**** DATA PROVIDED ****

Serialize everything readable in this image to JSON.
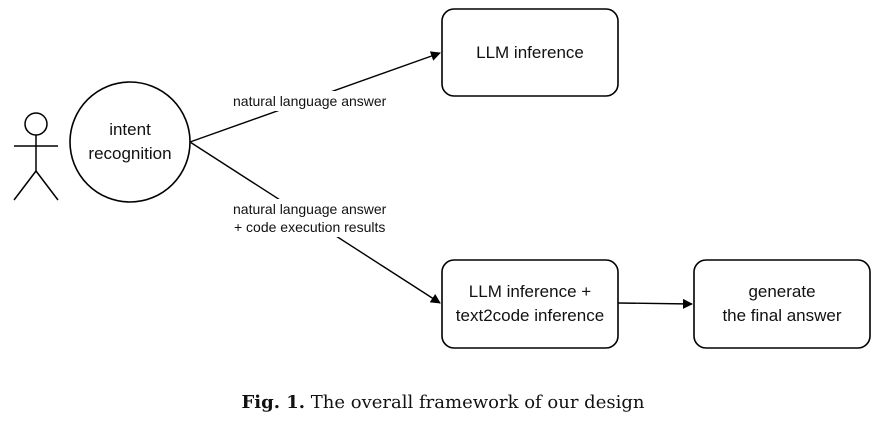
{
  "nodes": {
    "intent": {
      "line1": "intent",
      "line2": "recognition"
    },
    "llm": {
      "label": "LLM inference"
    },
    "llm_code": {
      "line1": "LLM inference +",
      "line2": "text2code inference"
    },
    "final": {
      "line1": "generate",
      "line2": "the final answer"
    }
  },
  "edges": {
    "top_label": "natural language answer",
    "bottom_line1": "natural language answer",
    "bottom_line2": "+ code execution results"
  },
  "caption": {
    "prefix": "Fig. 1.",
    "text": "The overall framework of our design"
  }
}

****

- WHAT YOU HAVE TO DO
Each line of the data is to be duplicated exactly; pictures stay out of the copy.

- EXERCISE OUTPUT
Serialize everything readable in this image to JSON.
{
  "nodes": {
    "intent": {
      "line1": "intent",
      "line2": "recognition"
    },
    "llm": {
      "label": "LLM inference"
    },
    "llm_code": {
      "line1": "LLM inference +",
      "line2": "text2code inference"
    },
    "final": {
      "line1": "generate",
      "line2": "the final answer"
    }
  },
  "edges": {
    "top_label": "natural language answer",
    "bottom_line1": "natural language answer",
    "bottom_line2": "+ code execution results"
  },
  "caption": {
    "prefix": "Fig. 1.",
    "text": "The overall framework of our design"
  }
}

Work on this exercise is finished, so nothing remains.